▶ [STATED GOAL] Track down every line below that holds "πίνακα" and copy it.

==========

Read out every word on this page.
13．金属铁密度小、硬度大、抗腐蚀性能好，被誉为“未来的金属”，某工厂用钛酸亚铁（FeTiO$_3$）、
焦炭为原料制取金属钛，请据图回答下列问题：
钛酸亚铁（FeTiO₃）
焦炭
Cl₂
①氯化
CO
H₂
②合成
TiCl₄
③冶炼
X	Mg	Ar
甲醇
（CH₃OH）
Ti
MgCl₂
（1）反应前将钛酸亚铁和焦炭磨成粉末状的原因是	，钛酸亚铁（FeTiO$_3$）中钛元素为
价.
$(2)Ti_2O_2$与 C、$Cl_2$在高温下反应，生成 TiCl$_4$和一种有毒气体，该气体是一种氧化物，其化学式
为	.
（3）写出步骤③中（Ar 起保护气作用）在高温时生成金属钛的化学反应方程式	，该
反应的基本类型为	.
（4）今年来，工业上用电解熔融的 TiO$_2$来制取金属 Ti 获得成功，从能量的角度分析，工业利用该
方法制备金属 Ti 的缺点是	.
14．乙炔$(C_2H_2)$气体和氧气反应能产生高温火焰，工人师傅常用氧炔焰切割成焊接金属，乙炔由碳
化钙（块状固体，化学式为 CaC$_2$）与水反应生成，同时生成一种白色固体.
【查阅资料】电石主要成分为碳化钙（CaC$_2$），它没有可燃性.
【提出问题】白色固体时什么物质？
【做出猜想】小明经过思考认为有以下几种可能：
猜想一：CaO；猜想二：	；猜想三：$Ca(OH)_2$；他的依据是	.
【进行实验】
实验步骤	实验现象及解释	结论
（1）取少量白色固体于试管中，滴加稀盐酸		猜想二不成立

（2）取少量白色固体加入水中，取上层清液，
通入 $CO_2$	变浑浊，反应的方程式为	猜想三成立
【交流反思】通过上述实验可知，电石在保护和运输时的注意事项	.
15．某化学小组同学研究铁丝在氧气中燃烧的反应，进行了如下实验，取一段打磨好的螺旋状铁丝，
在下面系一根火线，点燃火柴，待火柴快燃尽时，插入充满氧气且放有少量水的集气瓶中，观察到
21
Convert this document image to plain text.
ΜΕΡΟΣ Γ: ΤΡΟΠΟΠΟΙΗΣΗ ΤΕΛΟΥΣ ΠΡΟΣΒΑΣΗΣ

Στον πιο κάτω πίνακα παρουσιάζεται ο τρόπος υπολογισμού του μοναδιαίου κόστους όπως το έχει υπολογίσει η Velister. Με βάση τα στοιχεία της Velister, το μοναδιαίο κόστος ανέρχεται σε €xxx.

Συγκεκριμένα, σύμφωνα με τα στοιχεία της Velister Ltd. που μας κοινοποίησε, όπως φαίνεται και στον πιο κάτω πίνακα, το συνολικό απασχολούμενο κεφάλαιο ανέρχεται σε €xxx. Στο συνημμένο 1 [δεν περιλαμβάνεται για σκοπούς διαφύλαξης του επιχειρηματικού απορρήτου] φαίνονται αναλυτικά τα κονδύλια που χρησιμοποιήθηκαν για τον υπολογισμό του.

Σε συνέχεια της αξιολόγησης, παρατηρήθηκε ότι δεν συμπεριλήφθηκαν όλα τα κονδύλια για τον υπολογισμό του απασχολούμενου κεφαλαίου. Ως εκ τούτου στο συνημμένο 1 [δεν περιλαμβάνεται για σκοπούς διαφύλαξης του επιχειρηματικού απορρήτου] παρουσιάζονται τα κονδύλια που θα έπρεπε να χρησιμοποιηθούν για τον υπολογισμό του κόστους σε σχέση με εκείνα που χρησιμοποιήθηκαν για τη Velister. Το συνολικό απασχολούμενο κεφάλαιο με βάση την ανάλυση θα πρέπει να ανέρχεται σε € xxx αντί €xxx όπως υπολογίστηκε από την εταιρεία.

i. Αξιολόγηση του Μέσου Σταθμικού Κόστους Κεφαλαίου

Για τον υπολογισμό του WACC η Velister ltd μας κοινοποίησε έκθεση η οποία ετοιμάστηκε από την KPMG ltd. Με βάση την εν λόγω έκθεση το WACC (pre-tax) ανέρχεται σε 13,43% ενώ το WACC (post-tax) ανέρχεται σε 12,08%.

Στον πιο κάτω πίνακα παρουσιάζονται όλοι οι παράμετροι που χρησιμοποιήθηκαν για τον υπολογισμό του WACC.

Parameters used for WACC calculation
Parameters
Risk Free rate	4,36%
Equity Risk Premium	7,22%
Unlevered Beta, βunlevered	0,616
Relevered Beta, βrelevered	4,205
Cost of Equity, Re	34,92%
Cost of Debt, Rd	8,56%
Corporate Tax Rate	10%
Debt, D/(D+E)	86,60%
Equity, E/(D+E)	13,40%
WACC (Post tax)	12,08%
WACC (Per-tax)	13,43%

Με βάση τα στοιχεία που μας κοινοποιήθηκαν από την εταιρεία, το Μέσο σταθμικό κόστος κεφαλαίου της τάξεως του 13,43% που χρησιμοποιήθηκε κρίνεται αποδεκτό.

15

==========

▶ [SOLUTION TO THIS PROBLEM]
Στον πιο κάτω πίνακα παρουσιάζεται ο τρόπος υπολογισμού του μοναδιαίου κόστους όπως το έχει υπολογίσει η Velister. Με βάση τα στοιχεία της Velister, το μοναδιαίο κόστος ανέρχεται σε €xxx.
Συγκεκριμένα, σύμφωνα με τα στοιχεία της Velister Ltd. που μας κοινοποίησε, όπως φαίνεται και στον πιο κάτω πίνακα, το συνολικό απασχολούμενο κεφάλαιο ανέρχεται σε €xxx. Στο συνημμένο 1 [δεν περιλαμβάνεται για σκοπούς διαφύλαξης του επιχειρηματικού απορρήτου] φαίνονται αναλυτικά τα κονδύλια που χρησιμοποιήθηκαν για τον υπολογισμό του.
Στον πιο κάτω πίνακα παρουσιάζονται όλοι οι παράμετροι που χρησιμοποιήθηκαν για τον υπολογισμό του WACC.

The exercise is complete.